> [Directions]: Every entry below must be repeated exactly; skip the pictures.

Records from a data source:
◆ ◆ ◆ ◆ ◆
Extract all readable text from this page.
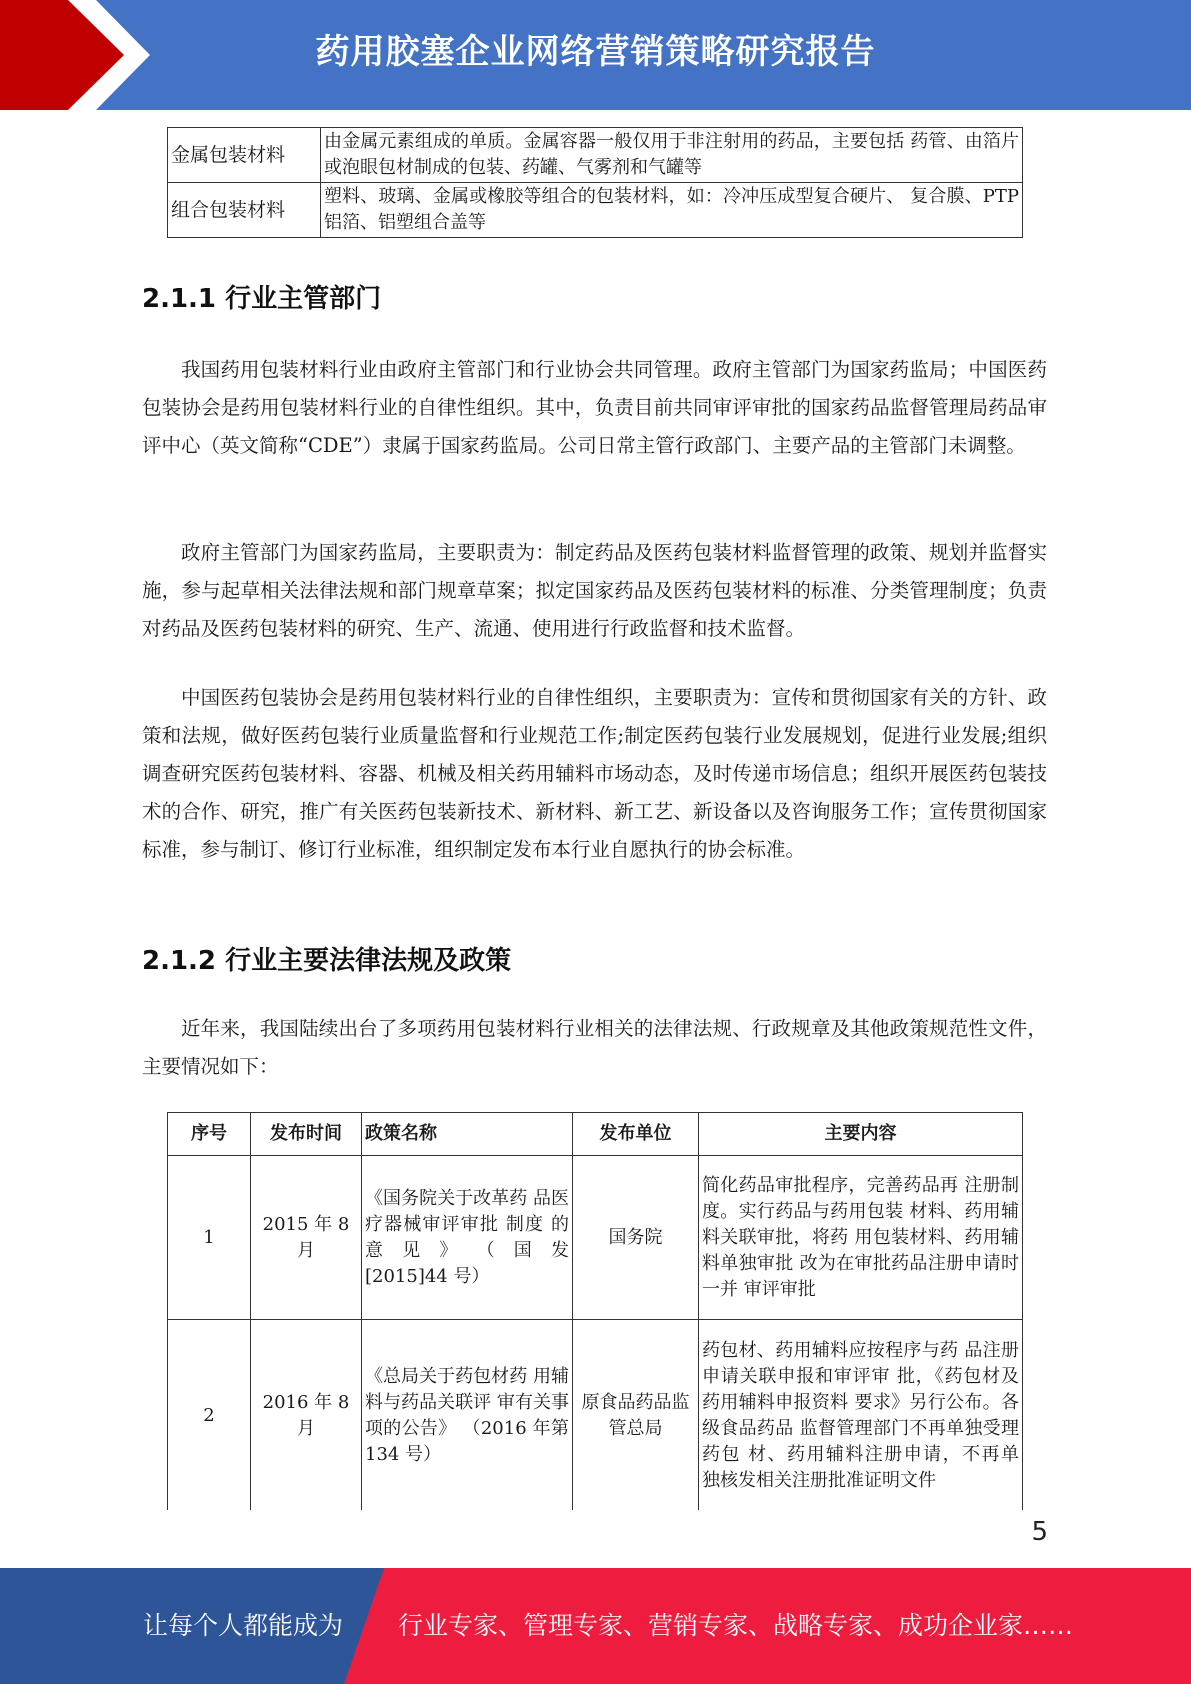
药用胶塞企业网络营销策略研究报告
金属包装材料	由金属元素组成的单质。金属容器一般仅用于非注射用的药品，主要包括 药管、由箔片或泡眼包材制成的包装、药罐、气雾剂和气罐等
组合包装材料	塑料、玻璃、金属或橡胶等组合的包装材料，如：冷冲压成型复合硬片、 复合膜、PTP 铝箔、铝塑组合盖等
2.1.1 行业主管部门

我国药用包装材料行业由政府主管部门和行业协会共同管理。政府主管部门为国家药监局；中国医药包装协会是药用包装材料行业的自律性组织。其中，负责目前共同审评审批的国家药品监督管理局药品审评中心（英文简称“CDE”）隶属于国家药监局。公司日常主管行政部门、主要产品的主管部门未调整。

政府主管部门为国家药监局，主要职责为：制定药品及医药包装材料监督管理的政策、规划并监督实施，参与起草相关法律法规和部门规章草案；拟定国家药品及医药包装材料的标准、分类管理制度；负责对药品及医药包装材料的研究、生产、流通、使用进行行政监督和技术监督。

中国医药包装协会是药用包装材料行业的自律性组织，主要职责为：宣传和贯彻国家有关的方针、政策和法规，做好医药包装行业质量监督和行业规范工作;制定医药包装行业发展规划，促进行业发展;组织调查研究医药包装材料、容器、机械及相关药用辅料市场动态，及时传递市场信息；组织开展医药包装技术的合作、研究，推广有关医药包装新技术、新材料、新工艺、新设备以及咨询服务工作；宣传贯彻国家标准，参与制订、修订行业标准，组织制定发布本行业自愿执行的协会标准。

2.1.2 行业主要法律法规及政策

近年来，我国陆续出台了多项药用包装材料行业相关的法律法规、行政规章及其他政策规范性文件，主要情况如下：

序号	发布时间	政策名称	发布单位	主要内容
1	2015 年 8 月	《国务院关于改革药 品医疗器械审评审批 制度 的 意 见 》 （ 国 发 [2015]44 号）	国务院	简化药品审批程序，完善药品再 注册制度。实行药品与药用包装 材料、药用辅料关联审批，将药 用包装材料、药用辅料单独审批 改为在审批药品注册申请时一并 审评审批
2	2016 年 8 月	《总局关于药包材药 用辅料与药品关联评 审有关事项的公告》 （2016 年第 134 号）	原食品药品监管总局	药包材、药用辅料应按程序与药 品注册申请关联申报和审评审 批，《药包材及药用辅料申报资料 要求》另行公布。各级食品药品 监督管理部门不再单独受理药包 材、药用辅料注册申请，不再单 独核发相关注册批准证明文件
5
让每个人都能成为 行业专家、管理专家、营销专家、战略专家、成功企业家……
◆ ◆ ◆ ◆ ◆
> [Full answer]:
Extract all readable text from this page.
药用胶塞企业网络营销策略研究报告
金属包装材料	由金属元素组成的单质。金属容器一般仅用于非注射用的药品，主要包括 药管、由箔片或泡眼包材制成的包装、药罐、气雾剂和气罐等
组合包装材料	塑料、玻璃、金属或橡胶等组合的包装材料，如：冷冲压成型复合硬片、 复合膜、PTP 铝箔、铝塑组合盖等
2.1.1 行业主管部门

我国药用包装材料行业由政府主管部门和行业协会共同管理。政府主管部门为国家药监局；中国医药包装协会是药用包装材料行业的自律性组织。其中，负责目前共同审评审批的国家药品监督管理局药品审评中心（英文简称“CDE”）隶属于国家药监局。公司日常主管行政部门、主要产品的主管部门未调整。

政府主管部门为国家药监局，主要职责为：制定药品及医药包装材料监督管理的政策、规划并监督实施，参与起草相关法律法规和部门规章草案；拟定国家药品及医药包装材料的标准、分类管理制度；负责对药品及医药包装材料的研究、生产、流通、使用进行行政监督和技术监督。

中国医药包装协会是药用包装材料行业的自律性组织，主要职责为：宣传和贯彻国家有关的方针、政策和法规，做好医药包装行业质量监督和行业规范工作;制定医药包装行业发展规划，促进行业发展;组织调查研究医药包装材料、容器、机械及相关药用辅料市场动态，及时传递市场信息；组织开展医药包装技术的合作、研究，推广有关医药包装新技术、新材料、新工艺、新设备以及咨询服务工作；宣传贯彻国家标准，参与制订、修订行业标准，组织制定发布本行业自愿执行的协会标准。

2.1.2 行业主要法律法规及政策

近年来，我国陆续出台了多项药用包装材料行业相关的法律法规、行政规章及其他政策规范性文件，主要情况如下：

序号	发布时间	政策名称	发布单位	主要内容
1	2015 年 8 月	《国务院关于改革药 品医疗器械审评审批 制度 的 意 见 》 （ 国 发 [2015]44 号）	国务院	简化药品审批程序，完善药品再 注册制度。实行药品与药用包装 材料、药用辅料关联审批，将药 用包装材料、药用辅料单独审批 改为在审批药品注册申请时一并 审评审批
2	2016 年 8 月	《总局关于药包材药 用辅料与药品关联评 审有关事项的公告》 （2016 年第 134 号）	原食品药品监管总局	药包材、药用辅料应按程序与药 品注册申请关联申报和审评审 批，《药包材及药用辅料申报资料 要求》另行公布。各级食品药品 监督管理部门不再单独受理药包 材、药用辅料注册申请，不再单 独核发相关注册批准证明文件
5
让每个人都能成为 行业专家、管理专家、营销专家、战略专家、成功企业家……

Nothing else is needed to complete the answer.